**SHORT TASK**
Look through the data below and work out how many lines contain the string "text". Give the number alone.

(Some records)
-.-.-

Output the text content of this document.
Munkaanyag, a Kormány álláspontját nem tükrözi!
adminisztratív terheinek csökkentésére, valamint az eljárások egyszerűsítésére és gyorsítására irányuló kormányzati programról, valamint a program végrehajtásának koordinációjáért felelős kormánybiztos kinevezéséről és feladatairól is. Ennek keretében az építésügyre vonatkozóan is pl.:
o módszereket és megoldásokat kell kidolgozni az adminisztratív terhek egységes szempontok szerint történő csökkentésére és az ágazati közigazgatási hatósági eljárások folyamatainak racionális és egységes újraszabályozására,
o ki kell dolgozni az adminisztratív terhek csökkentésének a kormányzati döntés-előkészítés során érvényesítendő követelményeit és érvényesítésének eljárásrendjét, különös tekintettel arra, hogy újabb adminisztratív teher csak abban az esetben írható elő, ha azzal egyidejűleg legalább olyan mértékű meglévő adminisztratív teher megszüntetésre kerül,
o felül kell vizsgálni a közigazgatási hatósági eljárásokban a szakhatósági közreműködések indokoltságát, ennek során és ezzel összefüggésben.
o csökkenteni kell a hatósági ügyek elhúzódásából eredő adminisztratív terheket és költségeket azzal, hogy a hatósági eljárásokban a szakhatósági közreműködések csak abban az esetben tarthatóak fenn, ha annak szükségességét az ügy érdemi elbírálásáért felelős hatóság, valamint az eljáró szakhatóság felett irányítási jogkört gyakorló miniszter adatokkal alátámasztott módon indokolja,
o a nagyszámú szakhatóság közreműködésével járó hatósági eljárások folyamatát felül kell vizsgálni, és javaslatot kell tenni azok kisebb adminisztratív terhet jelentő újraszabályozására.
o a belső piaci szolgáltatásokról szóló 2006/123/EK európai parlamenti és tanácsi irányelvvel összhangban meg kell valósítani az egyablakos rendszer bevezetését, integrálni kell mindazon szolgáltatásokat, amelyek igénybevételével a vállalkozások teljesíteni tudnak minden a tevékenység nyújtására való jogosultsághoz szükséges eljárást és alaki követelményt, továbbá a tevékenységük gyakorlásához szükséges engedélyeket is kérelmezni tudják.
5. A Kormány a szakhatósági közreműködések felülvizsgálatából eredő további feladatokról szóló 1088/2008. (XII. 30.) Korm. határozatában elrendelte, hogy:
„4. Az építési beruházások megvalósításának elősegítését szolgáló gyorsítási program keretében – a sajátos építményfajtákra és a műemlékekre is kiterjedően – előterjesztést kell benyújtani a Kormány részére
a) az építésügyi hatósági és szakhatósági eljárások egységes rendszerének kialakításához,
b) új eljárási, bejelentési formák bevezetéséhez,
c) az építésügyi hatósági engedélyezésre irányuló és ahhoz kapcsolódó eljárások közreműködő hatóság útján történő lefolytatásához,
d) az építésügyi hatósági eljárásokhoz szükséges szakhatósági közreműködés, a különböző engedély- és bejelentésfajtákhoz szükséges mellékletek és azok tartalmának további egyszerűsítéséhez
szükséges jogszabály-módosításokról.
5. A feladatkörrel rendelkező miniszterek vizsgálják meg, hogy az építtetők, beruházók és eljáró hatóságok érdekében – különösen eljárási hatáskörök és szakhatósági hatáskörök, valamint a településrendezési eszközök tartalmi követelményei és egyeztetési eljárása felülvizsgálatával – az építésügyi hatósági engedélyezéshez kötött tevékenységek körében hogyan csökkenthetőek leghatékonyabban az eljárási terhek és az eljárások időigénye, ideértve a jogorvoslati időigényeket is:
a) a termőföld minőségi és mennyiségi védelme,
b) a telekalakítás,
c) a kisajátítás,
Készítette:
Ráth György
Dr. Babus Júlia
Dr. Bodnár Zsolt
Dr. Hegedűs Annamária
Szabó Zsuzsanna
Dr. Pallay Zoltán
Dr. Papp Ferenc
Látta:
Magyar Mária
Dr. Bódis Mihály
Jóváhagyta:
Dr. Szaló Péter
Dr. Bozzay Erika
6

-.-.-

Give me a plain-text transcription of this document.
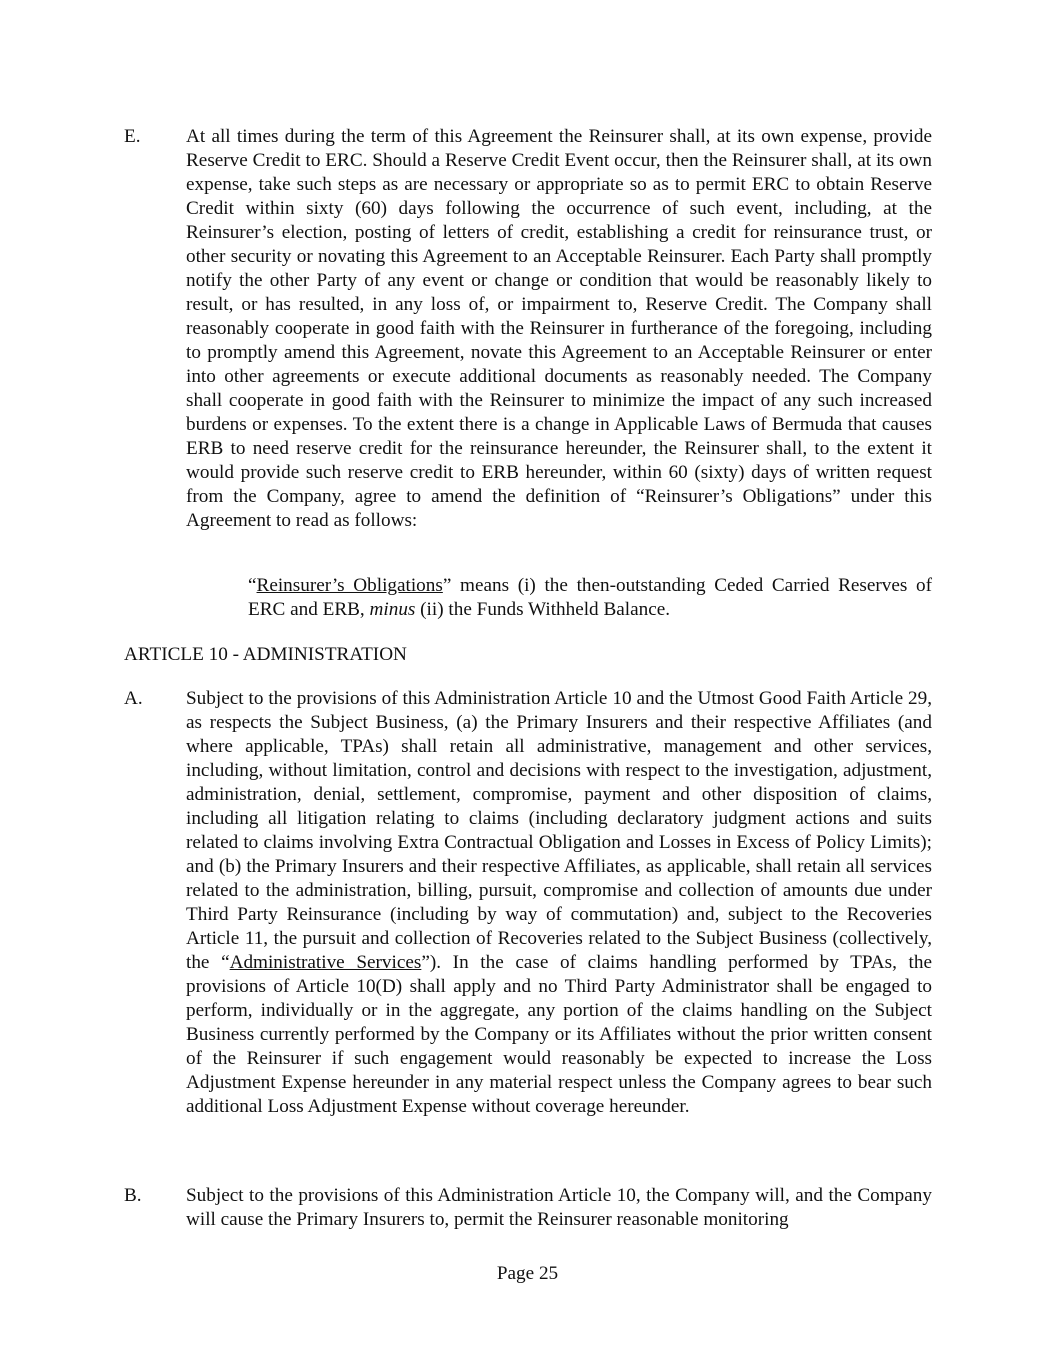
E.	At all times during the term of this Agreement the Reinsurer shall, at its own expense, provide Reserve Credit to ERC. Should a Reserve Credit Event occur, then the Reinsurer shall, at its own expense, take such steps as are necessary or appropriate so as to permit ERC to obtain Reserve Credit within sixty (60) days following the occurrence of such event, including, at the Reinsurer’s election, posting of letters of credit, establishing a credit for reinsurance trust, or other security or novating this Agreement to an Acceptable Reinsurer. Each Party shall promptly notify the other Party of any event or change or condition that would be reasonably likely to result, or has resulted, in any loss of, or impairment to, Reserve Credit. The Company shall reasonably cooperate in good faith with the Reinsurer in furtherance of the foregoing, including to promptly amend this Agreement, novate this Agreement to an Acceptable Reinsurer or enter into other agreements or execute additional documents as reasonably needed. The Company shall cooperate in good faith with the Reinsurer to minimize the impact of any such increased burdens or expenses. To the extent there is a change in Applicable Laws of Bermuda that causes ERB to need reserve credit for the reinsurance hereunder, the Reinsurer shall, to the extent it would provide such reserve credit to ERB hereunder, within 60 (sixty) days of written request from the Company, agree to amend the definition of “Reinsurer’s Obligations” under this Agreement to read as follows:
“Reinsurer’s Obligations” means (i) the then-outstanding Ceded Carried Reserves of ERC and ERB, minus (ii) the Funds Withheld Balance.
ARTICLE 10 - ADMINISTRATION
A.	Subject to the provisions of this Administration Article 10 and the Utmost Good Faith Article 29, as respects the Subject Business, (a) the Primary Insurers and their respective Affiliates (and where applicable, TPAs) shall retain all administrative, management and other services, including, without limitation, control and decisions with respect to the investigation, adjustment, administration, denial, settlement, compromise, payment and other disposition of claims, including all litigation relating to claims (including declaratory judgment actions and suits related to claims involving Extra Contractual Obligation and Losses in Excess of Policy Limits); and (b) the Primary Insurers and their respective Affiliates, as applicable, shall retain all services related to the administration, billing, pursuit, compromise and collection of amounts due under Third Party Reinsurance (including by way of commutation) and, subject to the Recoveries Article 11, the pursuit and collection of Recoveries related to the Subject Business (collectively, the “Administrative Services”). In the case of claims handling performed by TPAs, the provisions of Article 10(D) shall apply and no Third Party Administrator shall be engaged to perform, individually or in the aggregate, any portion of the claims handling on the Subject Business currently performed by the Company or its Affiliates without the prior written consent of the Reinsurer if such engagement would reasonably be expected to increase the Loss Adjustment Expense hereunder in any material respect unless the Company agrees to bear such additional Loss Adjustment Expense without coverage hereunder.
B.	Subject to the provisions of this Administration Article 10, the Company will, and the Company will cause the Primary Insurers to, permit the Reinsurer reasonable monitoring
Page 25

-.-.-

**ANSWER IN FULL**
2